JOB:
Return the count of lines with the string "officials" in them, and nothing else.

TASK INPUTS:
-- Start --

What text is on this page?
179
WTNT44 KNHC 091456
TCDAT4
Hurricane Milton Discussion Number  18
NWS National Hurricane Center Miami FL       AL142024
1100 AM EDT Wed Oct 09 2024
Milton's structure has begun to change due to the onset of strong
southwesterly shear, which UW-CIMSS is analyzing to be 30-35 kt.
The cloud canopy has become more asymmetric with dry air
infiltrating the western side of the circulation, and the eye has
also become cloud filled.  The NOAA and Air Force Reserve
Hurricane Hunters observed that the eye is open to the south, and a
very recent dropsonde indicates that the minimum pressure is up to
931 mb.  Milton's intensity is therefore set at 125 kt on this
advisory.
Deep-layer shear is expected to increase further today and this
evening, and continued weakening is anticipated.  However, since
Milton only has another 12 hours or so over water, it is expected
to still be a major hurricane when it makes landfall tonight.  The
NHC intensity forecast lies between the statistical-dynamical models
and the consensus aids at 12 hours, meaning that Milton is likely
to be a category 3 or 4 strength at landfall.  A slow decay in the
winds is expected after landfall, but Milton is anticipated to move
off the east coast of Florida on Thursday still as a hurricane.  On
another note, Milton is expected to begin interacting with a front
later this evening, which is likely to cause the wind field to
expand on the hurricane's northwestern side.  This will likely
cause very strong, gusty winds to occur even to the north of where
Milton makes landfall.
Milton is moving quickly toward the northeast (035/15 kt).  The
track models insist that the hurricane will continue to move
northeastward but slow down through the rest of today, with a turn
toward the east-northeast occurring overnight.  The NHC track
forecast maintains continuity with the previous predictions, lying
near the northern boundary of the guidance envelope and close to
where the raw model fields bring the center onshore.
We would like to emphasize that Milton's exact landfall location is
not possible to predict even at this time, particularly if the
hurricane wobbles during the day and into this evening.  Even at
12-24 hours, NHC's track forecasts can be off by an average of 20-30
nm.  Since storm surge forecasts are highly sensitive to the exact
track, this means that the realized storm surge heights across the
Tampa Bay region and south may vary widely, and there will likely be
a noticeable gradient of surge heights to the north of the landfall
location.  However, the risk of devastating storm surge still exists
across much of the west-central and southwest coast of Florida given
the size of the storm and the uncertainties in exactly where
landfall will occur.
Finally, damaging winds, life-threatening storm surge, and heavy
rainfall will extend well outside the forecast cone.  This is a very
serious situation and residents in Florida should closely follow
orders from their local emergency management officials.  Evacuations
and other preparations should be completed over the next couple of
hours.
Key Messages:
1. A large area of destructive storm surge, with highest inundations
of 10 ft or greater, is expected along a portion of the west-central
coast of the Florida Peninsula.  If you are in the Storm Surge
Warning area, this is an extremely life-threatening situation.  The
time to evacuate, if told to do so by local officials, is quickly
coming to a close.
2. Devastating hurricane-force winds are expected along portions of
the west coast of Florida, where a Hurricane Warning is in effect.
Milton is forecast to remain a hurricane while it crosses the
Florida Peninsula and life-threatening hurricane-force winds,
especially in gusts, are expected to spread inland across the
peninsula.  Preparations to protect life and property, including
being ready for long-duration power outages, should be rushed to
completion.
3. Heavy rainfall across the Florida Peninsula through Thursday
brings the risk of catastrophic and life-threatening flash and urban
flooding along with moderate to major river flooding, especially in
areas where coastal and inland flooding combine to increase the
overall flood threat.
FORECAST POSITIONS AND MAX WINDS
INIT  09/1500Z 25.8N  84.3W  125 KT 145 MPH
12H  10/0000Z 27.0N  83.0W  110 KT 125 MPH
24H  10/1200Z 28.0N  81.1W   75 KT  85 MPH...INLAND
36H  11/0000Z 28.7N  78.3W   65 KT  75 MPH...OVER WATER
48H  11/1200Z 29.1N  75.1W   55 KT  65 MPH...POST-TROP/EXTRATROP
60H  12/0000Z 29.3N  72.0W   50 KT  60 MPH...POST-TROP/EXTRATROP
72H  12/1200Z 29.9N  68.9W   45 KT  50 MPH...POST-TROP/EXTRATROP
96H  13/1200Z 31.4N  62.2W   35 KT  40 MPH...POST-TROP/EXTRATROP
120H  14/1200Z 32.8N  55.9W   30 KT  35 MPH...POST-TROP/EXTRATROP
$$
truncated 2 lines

-- End --

TASK SOLUTION:
2